> _What is required_: Omit the images, then print each record below exactly as it reads.

> _Entries provided_:
-=-=-

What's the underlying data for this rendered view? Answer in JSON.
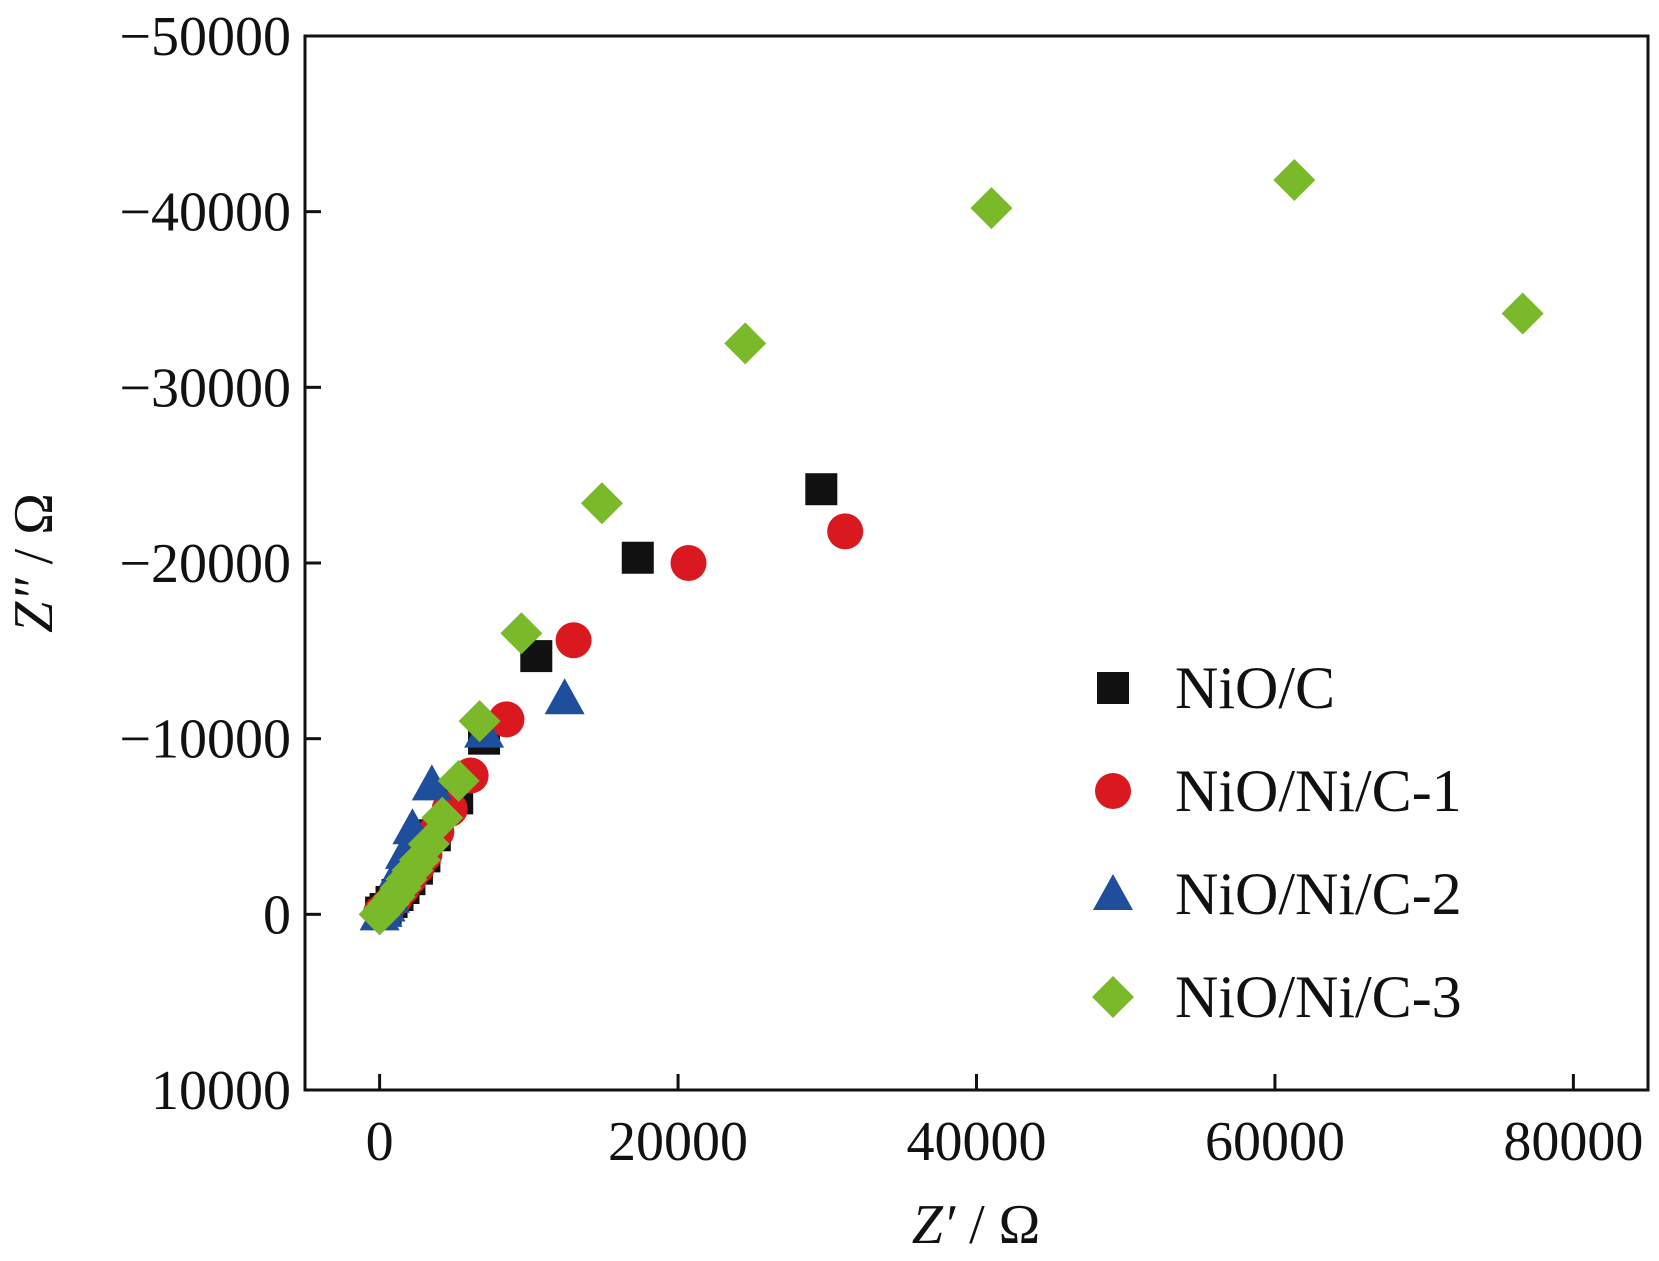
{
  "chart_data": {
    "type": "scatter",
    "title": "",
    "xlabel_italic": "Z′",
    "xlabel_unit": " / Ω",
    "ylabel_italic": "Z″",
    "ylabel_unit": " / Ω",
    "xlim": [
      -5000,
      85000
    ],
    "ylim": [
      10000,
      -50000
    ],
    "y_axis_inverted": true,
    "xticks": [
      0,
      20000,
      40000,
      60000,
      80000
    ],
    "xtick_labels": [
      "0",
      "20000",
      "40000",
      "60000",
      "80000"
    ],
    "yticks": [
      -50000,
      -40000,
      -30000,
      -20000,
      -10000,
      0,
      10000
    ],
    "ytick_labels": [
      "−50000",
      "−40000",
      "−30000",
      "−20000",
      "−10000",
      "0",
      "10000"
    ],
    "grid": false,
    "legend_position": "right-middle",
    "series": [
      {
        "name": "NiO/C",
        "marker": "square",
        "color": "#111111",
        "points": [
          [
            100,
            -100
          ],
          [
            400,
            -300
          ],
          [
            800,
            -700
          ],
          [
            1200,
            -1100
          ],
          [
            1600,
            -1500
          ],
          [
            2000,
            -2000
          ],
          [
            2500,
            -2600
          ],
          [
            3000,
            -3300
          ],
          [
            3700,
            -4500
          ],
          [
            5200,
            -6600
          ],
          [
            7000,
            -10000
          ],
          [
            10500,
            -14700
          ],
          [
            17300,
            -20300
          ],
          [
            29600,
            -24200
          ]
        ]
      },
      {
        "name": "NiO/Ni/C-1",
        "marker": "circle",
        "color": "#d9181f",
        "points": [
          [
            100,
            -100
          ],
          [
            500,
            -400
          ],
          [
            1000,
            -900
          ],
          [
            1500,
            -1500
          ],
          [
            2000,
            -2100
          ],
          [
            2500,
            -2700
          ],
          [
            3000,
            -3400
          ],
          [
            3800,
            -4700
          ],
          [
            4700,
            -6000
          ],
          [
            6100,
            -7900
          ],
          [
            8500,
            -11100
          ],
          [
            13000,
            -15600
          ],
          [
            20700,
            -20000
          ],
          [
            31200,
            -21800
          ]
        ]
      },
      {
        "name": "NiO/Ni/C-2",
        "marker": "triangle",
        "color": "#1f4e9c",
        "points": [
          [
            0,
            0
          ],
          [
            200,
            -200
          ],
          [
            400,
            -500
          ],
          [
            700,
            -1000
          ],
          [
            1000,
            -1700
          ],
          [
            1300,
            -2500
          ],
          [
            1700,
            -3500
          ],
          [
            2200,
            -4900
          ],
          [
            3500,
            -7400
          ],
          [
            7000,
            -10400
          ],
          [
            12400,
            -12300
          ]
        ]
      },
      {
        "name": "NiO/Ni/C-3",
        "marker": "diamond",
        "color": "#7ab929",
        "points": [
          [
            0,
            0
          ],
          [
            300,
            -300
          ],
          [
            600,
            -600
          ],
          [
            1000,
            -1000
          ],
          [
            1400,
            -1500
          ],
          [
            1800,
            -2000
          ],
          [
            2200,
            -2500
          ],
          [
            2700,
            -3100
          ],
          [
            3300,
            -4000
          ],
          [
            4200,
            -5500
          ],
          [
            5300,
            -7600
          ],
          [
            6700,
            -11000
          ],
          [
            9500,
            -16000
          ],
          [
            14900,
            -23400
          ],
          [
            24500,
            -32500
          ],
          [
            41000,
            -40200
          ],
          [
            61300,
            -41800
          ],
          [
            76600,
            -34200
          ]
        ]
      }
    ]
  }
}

-=-=-

> _Correct output_:
What's the underlying data for this rendered view? Answer in JSON.
{
  "chart_data": {
    "type": "scatter",
    "title": "",
    "xlabel_italic": "Z′",
    "xlabel_unit": " / Ω",
    "ylabel_italic": "Z″",
    "ylabel_unit": " / Ω",
    "xlim": [
      -5000,
      85000
    ],
    "ylim": [
      10000,
      -50000
    ],
    "y_axis_inverted": true,
    "xticks": [
      0,
      20000,
      40000,
      60000,
      80000
    ],
    "xtick_labels": [
      "0",
      "20000",
      "40000",
      "60000",
      "80000"
    ],
    "yticks": [
      -50000,
      -40000,
      -30000,
      -20000,
      -10000,
      0,
      10000
    ],
    "ytick_labels": [
      "−50000",
      "−40000",
      "−30000",
      "−20000",
      "−10000",
      "0",
      "10000"
    ],
    "grid": false,
    "legend_position": "right-middle",
    "series": [
      {
        "name": "NiO/C",
        "marker": "square",
        "color": "#111111",
        "points": [
          [
            100,
            -100
          ],
          [
            400,
            -300
          ],
          [
            800,
            -700
          ],
          [
            1200,
            -1100
          ],
          [
            1600,
            -1500
          ],
          [
            2000,
            -2000
          ],
          [
            2500,
            -2600
          ],
          [
            3000,
            -3300
          ],
          [
            3700,
            -4500
          ],
          [
            5200,
            -6600
          ],
          [
            7000,
            -10000
          ],
          [
            10500,
            -14700
          ],
          [
            17300,
            -20300
          ],
          [
            29600,
            -24200
          ]
        ]
      },
      {
        "name": "NiO/Ni/C-1",
        "marker": "circle",
        "color": "#d9181f",
        "points": [
          [
            100,
            -100
          ],
          [
            500,
            -400
          ],
          [
            1000,
            -900
          ],
          [
            1500,
            -1500
          ],
          [
            2000,
            -2100
          ],
          [
            2500,
            -2700
          ],
          [
            3000,
            -3400
          ],
          [
            3800,
            -4700
          ],
          [
            4700,
            -6000
          ],
          [
            6100,
            -7900
          ],
          [
            8500,
            -11100
          ],
          [
            13000,
            -15600
          ],
          [
            20700,
            -20000
          ],
          [
            31200,
            -21800
          ]
        ]
      },
      {
        "name": "NiO/Ni/C-2",
        "marker": "triangle",
        "color": "#1f4e9c",
        "points": [
          [
            0,
            0
          ],
          [
            200,
            -200
          ],
          [
            400,
            -500
          ],
          [
            700,
            -1000
          ],
          [
            1000,
            -1700
          ],
          [
            1300,
            -2500
          ],
          [
            1700,
            -3500
          ],
          [
            2200,
            -4900
          ],
          [
            3500,
            -7400
          ],
          [
            7000,
            -10400
          ],
          [
            12400,
            -12300
          ]
        ]
      },
      {
        "name": "NiO/Ni/C-3",
        "marker": "diamond",
        "color": "#7ab929",
        "points": [
          [
            0,
            0
          ],
          [
            300,
            -300
          ],
          [
            600,
            -600
          ],
          [
            1000,
            -1000
          ],
          [
            1400,
            -1500
          ],
          [
            1800,
            -2000
          ],
          [
            2200,
            -2500
          ],
          [
            2700,
            -3100
          ],
          [
            3300,
            -4000
          ],
          [
            4200,
            -5500
          ],
          [
            5300,
            -7600
          ],
          [
            6700,
            -11000
          ],
          [
            9500,
            -16000
          ],
          [
            14900,
            -23400
          ],
          [
            24500,
            -32500
          ],
          [
            41000,
            -40200
          ],
          [
            61300,
            -41800
          ],
          [
            76600,
            -34200
          ]
        ]
      }
    ]
  }
}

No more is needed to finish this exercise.